Go through the entries below and count the lines holding the word "Date". Reply with only the number, please.

Available records:
>>

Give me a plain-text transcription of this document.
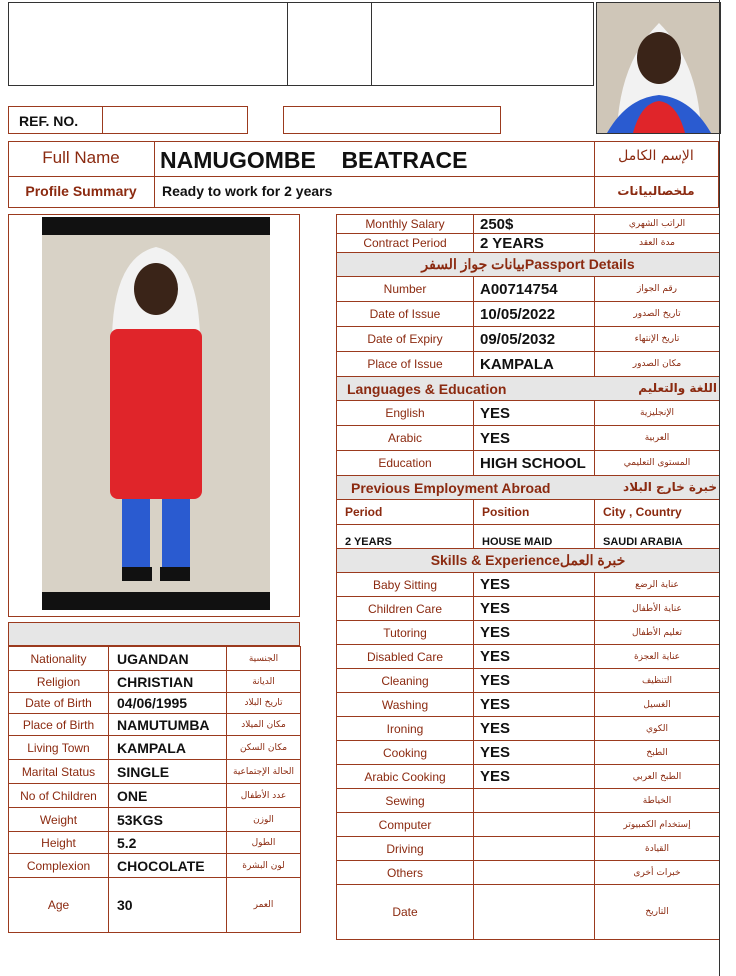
REF. NO.
Full Name	NAMUGOMBE    BEATRACE	الإسم الكامل
Profile Summary	Ready to work for 2 years	ملخصالبيانات
Nationality	UGANDAN	الجنسية
Religion	CHRISTIAN	الديانة
Date of Birth	04/06/1995	تاريخ البلاد
Place of Birth	NAMUTUMBA	مكان الميلاد
Living Town	KAMPALA	مكان السكن
Marital Status	SINGLE	الحالة الإجتماعية
No of Children	ONE	عدد الأطفال
Weight	53KGS	الوزن
Height	5.2	الطول
Complexion	CHOCOLATE	لون البشرة
Age	30	العمر
Monthly Salary	250$	الراتب الشهري
Contract Period	2 YEARS	مدة العقد
بيانات جواز السفرPassport Details		
Number	A00714754	رقم الجواز
Date of Issue	10/05/2022	تاريخ الصدور
Date of Expiry	09/05/2032	تاريخ الإنتهاء
Place of Issue	KAMPALA	مكان الصدور
Languages & Education اللغة والتعليم		

English	YES	الإنجليزية
Arabic	YES	العربية
Education	HIGH SCHOOL	المستوى التعليمي
Previous Employment Abroad خبرة خارج البلاد		

Period	Position	City , Country
2 YEARS	HOUSE MAID	SAUDI ARABIA
Skills & Experienceخبرة العمل		
Baby Sitting	YES	عناية الرضع
Children Care	YES	عناية الأطفال
Tutoring	YES	تعليم الأطفال
Disabled Care	YES	عناية العجزة
Cleaning	YES	التنظيف
Washing	YES	الغسيل
Ironing	YES	الكوي
Cooking	YES	الطبخ
Arabic Cooking	YES	الطبخ العربي
Sewing		الخياطة
Computer		إستخدام الكمبيوتر
Driving		القيادة
Others		خبرات أخرى
Date		التاريخ
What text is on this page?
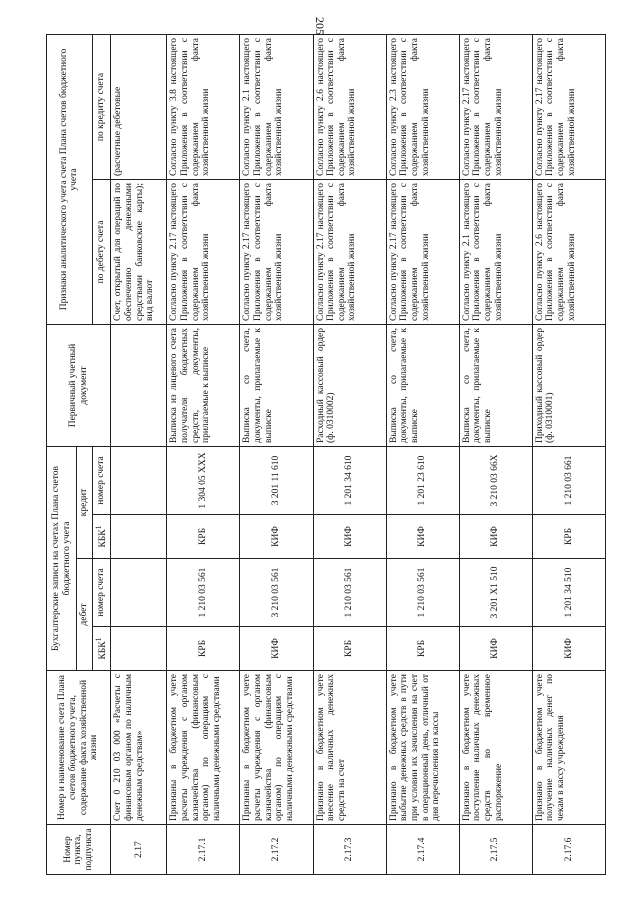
205
Номер пункта, подпункта	Номер и наименование счета Плана счетов бюджетного учета, содержание факта хозяйственной жизни	Бухгалтерские записи на счетах Плана счетов бюджетного учета				Первичный учетный документ	Признаки аналитического учета счета Плана счетов бюджетного учета	
		дебет		кредит				
		КБК$^1$	номер счета	КБК$^1$	номер счета		по дебету счета	по кредиту счета
2.17	Счет 0 210 03 000 «Расчеты с финансовым органом по наличным денежным средствам»						Счет, открытый для операций по обеспечению денежными средствами банковские карты); вид валют	(расчетные дебетовые
2.17.1	Признаны в бюджетном учете расчеты учреждения с органом казначейства (финансовым органом) по операциям с наличными денежными средствами	КРБ	1 210 03 561	КРБ	1 304 05 XXX	Выписка из лицевого счета получателя бюджетных средств, документы, прилагаемые к выписке	Согласно пункту 2.17 настоящего Приложения в соответствии с содержанием факта хозяйственной жизни	Согласно пункту 3.8 настоящего Приложения в соответствии с содержанием факта хозяйственной жизни
2.17.2	Признаны в бюджетном учете расчеты учреждения с органом казначейства (финансовым органом) по операциям с наличными денежными средствами	КИФ	3 210 03 561	КИФ	3 201 11 610	Выписка со счета, документы, прилагаемые к выписке	Согласно пункту 2.17 настоящего Приложения в соответствии с содержанием факта хозяйственной жизни	Согласно пункту 2.1 настоящего Приложения в соответствии с содержанием факта хозяйственной жизни
2.17.3	Признано в бюджетном учете внесение наличных денежных средств на счет	КРБ	1 210 03 561	КИФ	1 201 34 610	Расходный кассовый ордер (ф. 0310002)	Согласно пункту 2.17 настоящего Приложения в соответствии с содержанием факта хозяйственной жизни	Согласно пункту 2.6 настоящего Приложения в соответствии с содержанием факта хозяйственной жизни
2.17.4	Признано в бюджетном учете выбытие денежных средств в пути при условии их зачисления на счет в операционный день, отличный от дня перечисления из кассы	КРБ	1 210 03 561	КИФ	1 201 23 610	Выписка со счета, документы, прилагаемые к выписке	Согласно пункту 2.17 настоящего Приложения в соответствии с содержанием факта хозяйственной жизни	Согласно пункту 2.3 настоящего Приложения в соответствии с содержанием факта хозяйственной жизни
2.17.5	Признано в бюджетном учете поступление наличных денежных средств во временное распоряжение	КИФ	3 201 X1 510	КИФ	3 210 03 66X	Выписка со счета, документы, прилагаемые к выписке	Согласно пункту 2.1 настоящего Приложения в соответствии с содержанием факта хозяйственной жизни	Согласно пункту 2.17 настоящего Приложения в соответствии с содержанием факта хозяйственной жизни
2.17.6	Признано в бюджетном учете получение наличных денег по чекам в кассу учреждения	КИФ	1 201 34 510	КРБ	1 210 03 661	Приходный кассовый ордер (ф. 0310001)	Согласно пункту 2.6 настоящего Приложения в соответствии с содержанием факта хозяйственной жизни	Согласно пункту 2.17 настоящего Приложения в соответствии с содержанием факта хозяйственной жизни
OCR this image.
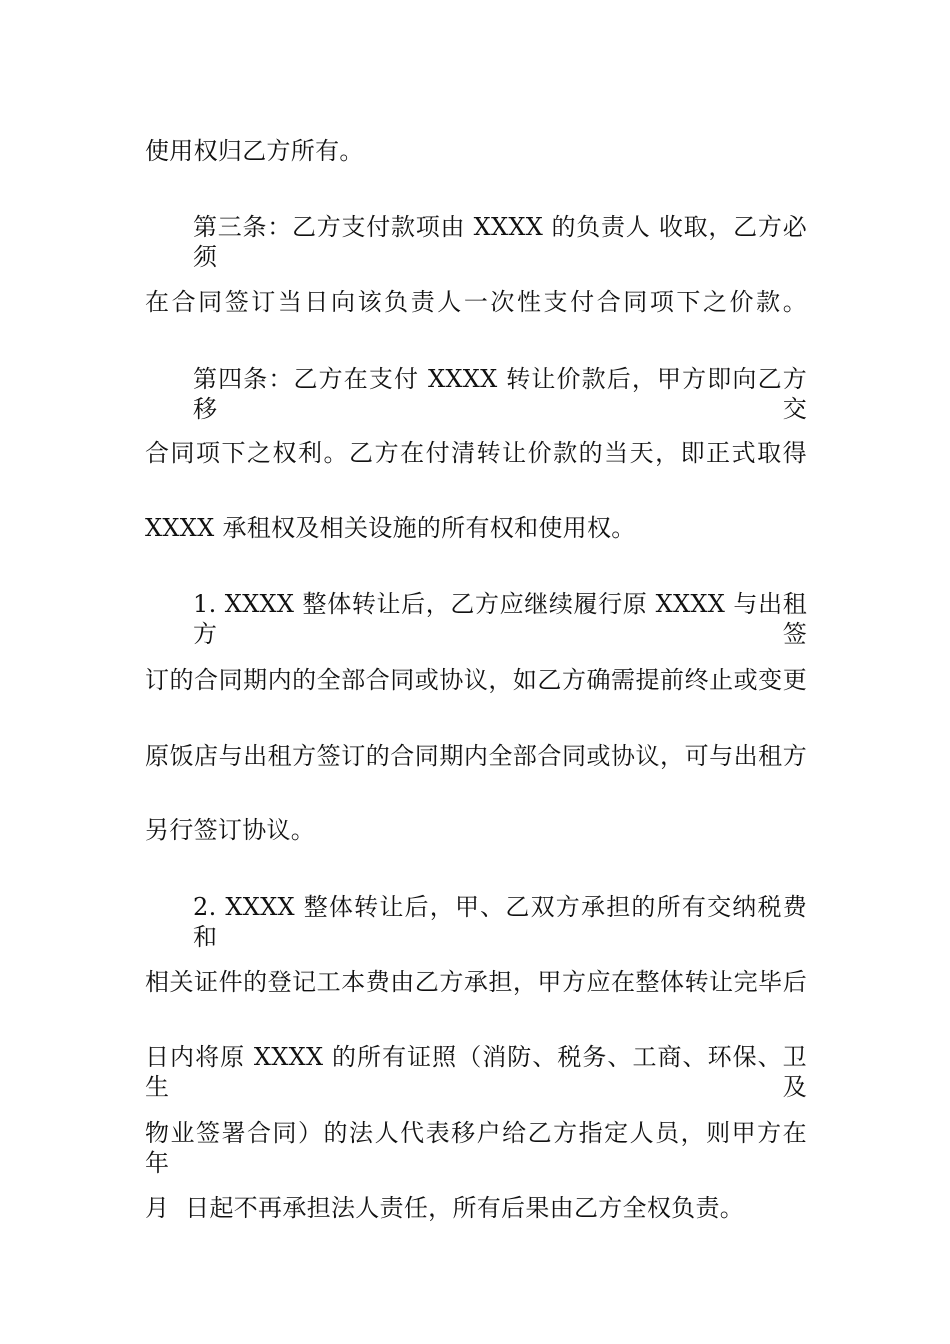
使用权归乙方所有。
第三条：乙方支付款项由 XXXX 的负责人 收取，乙方必须
在合同签订当日向该负责人一次性支付合同项下之价款。
第四条：乙方在支付 XXXX 转让价款后，甲方即向乙方移交
合同项下之权利。乙方在付清转让价款的当天，即正式取得
XXXX 承租权及相关设施的所有权和使用权。
1. XXXX 整体转让后，乙方应继续履行原 XXXX 与出租方签
订的合同期内的全部合同或协议，如乙方确需提前终止或变更
原饭店与出租方签订的合同期内全部合同或协议，可与出租方
另行签订协议。
2. XXXX 整体转让后，甲、乙双方承担的所有交纳税费和
相关证件的登记工本费由乙方承担，甲方应在整体转让完毕后
日内将原 XXXX 的所有证照（消防、税务、工商、环保、卫生及
物业签署合同）的法人代表移户给乙方指定人员，则甲方在 年
月  日起不再承担法人责任，所有后果由乙方全权负责。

<<

Output of the task:
4